• [Exercise]:
Copy each line of the entries that contains the word "Uncertainty".

• [Extracted entries]:
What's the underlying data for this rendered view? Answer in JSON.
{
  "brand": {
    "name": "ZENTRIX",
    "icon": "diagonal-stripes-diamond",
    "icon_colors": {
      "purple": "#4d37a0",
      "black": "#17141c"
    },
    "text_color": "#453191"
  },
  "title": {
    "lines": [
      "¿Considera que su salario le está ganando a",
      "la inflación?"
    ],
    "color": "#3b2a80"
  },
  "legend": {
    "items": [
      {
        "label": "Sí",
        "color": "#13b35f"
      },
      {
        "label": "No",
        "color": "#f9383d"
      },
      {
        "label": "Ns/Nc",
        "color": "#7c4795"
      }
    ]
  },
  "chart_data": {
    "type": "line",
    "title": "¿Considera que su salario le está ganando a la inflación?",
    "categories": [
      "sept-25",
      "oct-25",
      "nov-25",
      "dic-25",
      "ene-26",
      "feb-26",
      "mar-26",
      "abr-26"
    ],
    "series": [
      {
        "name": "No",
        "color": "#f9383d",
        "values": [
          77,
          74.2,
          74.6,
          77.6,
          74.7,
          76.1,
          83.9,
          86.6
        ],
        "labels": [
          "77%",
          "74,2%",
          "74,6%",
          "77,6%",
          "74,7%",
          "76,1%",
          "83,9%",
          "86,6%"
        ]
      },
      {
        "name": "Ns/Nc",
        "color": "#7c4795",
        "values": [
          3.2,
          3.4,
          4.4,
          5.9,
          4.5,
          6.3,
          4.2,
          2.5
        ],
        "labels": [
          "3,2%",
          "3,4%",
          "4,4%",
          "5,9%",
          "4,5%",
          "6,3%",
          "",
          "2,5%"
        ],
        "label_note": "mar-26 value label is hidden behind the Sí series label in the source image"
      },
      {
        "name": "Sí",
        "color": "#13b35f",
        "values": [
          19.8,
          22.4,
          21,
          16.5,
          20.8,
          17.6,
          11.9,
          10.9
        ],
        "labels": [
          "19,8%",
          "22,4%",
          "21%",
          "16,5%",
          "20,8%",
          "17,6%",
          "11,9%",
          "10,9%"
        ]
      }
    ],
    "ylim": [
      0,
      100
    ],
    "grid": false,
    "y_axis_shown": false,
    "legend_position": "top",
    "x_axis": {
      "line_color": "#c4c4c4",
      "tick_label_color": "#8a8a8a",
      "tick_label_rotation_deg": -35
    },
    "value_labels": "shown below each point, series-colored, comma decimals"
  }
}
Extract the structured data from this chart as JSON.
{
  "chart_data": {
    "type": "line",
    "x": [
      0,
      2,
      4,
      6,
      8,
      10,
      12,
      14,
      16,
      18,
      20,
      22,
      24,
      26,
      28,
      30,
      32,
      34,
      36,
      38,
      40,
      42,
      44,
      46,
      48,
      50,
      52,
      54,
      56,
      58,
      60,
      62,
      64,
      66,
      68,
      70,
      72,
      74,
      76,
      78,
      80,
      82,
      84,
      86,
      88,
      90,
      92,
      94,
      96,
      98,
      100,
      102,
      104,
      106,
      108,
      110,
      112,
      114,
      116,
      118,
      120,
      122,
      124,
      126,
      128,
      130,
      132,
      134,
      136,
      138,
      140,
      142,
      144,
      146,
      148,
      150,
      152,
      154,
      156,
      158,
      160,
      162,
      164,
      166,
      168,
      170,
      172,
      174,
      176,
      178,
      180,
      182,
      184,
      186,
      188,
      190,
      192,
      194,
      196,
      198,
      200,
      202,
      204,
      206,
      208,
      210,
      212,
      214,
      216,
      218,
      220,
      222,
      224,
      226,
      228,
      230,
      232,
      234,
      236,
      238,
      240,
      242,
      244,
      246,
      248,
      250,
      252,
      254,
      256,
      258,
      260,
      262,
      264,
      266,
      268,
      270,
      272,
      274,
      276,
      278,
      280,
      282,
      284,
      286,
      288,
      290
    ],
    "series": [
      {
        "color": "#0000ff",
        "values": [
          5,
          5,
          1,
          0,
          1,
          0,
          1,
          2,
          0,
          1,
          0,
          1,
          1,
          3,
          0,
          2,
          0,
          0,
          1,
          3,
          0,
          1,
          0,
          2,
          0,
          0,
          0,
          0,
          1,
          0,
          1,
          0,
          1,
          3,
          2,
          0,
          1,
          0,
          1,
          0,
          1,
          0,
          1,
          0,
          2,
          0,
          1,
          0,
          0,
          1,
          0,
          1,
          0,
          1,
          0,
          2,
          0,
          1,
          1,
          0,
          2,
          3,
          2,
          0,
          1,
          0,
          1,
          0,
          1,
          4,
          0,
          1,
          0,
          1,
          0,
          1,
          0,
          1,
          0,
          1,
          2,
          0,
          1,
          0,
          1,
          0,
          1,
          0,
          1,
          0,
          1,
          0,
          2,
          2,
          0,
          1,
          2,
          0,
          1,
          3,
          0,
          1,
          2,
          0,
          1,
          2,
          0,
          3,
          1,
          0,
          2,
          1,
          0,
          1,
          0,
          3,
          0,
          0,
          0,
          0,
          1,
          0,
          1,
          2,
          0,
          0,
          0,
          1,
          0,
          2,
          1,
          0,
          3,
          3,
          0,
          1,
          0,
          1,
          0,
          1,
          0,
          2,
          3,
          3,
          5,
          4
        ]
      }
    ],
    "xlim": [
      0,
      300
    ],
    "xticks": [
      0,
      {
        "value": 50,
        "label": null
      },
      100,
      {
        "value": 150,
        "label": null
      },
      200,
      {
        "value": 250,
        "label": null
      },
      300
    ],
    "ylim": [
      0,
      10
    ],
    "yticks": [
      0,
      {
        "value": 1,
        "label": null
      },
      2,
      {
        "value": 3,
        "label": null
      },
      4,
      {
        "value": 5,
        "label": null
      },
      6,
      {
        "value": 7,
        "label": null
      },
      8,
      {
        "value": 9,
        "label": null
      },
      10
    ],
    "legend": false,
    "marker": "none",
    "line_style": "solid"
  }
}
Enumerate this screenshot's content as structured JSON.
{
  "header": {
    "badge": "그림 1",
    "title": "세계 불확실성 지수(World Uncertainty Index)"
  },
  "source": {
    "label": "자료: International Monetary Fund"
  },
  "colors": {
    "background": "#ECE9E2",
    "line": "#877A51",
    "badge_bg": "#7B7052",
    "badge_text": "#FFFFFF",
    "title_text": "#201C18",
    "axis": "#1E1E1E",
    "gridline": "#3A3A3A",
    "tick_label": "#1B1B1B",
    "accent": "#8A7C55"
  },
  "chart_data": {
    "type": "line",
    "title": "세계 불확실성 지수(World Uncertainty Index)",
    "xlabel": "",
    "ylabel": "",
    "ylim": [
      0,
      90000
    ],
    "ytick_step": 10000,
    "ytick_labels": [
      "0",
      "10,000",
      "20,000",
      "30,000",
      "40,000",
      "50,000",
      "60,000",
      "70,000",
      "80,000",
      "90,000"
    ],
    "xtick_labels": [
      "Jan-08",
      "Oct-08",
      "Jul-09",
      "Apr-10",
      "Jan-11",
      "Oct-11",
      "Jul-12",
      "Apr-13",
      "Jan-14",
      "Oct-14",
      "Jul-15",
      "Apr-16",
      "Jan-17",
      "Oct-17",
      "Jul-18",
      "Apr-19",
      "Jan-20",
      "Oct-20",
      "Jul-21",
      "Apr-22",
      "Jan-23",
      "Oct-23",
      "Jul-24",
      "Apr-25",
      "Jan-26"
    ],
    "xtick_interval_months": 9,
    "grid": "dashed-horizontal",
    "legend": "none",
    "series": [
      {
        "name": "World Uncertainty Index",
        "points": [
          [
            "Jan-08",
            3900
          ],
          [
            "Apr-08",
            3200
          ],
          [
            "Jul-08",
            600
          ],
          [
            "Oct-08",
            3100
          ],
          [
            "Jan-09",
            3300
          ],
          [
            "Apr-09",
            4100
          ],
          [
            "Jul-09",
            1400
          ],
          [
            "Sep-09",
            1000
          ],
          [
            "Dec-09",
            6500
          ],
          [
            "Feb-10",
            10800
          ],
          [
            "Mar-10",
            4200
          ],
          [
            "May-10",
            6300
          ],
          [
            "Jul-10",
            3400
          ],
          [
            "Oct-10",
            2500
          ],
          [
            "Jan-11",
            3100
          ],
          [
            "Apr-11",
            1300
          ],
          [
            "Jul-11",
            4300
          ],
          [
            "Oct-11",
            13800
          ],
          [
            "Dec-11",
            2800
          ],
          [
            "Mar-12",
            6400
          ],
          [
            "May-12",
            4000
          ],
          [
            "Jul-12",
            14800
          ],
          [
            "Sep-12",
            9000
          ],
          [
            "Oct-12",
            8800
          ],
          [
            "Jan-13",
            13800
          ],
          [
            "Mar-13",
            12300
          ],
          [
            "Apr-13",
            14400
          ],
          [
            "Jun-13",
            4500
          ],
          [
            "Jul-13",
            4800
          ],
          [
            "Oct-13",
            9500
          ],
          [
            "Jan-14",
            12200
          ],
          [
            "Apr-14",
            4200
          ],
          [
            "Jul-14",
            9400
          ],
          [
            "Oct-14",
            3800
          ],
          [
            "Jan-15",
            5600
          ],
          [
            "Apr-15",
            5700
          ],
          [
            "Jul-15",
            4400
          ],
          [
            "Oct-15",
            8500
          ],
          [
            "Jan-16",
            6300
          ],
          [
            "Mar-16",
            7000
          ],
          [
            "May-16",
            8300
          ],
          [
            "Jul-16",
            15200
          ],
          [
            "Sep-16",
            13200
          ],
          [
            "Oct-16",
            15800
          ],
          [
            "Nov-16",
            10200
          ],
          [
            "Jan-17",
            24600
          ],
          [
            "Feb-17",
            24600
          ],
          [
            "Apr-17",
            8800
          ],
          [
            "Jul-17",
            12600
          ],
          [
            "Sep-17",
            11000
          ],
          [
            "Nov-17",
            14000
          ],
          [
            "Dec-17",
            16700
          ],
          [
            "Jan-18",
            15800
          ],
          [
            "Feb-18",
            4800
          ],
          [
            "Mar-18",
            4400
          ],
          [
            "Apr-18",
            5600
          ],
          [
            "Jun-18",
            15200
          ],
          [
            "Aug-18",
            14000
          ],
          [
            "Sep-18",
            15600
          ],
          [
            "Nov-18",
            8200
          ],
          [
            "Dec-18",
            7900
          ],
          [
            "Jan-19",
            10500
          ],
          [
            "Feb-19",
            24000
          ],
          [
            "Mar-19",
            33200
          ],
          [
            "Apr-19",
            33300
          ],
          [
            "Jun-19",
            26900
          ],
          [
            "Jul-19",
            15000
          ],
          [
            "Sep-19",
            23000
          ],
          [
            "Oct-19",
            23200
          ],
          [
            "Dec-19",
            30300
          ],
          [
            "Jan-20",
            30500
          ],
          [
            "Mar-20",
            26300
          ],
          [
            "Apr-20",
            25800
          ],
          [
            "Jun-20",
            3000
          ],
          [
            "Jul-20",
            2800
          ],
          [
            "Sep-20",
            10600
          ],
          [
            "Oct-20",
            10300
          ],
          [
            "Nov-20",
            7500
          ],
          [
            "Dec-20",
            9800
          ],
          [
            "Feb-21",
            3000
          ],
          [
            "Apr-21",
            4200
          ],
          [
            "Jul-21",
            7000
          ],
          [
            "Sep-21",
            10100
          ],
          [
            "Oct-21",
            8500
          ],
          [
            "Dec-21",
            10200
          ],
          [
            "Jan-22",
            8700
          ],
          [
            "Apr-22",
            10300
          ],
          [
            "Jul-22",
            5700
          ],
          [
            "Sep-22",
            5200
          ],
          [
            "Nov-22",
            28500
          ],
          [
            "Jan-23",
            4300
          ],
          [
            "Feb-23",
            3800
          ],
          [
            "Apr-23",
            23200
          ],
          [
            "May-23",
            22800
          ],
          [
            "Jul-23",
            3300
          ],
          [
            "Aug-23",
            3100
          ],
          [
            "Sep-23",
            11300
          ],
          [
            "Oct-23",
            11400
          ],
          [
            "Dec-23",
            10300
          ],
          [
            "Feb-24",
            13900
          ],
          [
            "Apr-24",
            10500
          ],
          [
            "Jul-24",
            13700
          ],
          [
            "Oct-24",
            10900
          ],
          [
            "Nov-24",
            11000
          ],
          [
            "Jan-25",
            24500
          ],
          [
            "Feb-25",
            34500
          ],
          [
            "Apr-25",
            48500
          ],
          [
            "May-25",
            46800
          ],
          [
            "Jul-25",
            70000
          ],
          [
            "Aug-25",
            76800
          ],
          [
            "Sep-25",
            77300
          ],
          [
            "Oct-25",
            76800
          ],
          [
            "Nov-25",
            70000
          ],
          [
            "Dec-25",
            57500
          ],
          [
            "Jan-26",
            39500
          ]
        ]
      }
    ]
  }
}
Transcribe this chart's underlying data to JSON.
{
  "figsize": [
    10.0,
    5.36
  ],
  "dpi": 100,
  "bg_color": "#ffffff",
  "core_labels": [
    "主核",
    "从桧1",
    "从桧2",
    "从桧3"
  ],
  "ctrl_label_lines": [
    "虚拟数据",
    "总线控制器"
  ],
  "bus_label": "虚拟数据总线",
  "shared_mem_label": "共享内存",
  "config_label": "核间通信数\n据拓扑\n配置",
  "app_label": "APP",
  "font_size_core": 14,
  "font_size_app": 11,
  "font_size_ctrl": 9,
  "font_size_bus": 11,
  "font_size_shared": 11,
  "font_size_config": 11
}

• [Task response]:
    "title": "세계 불확실성 지수(World Uncertainty Index)"
    "title": "세계 불확실성 지수(World Uncertainty Index)",
        "name": "World Uncertainty Index",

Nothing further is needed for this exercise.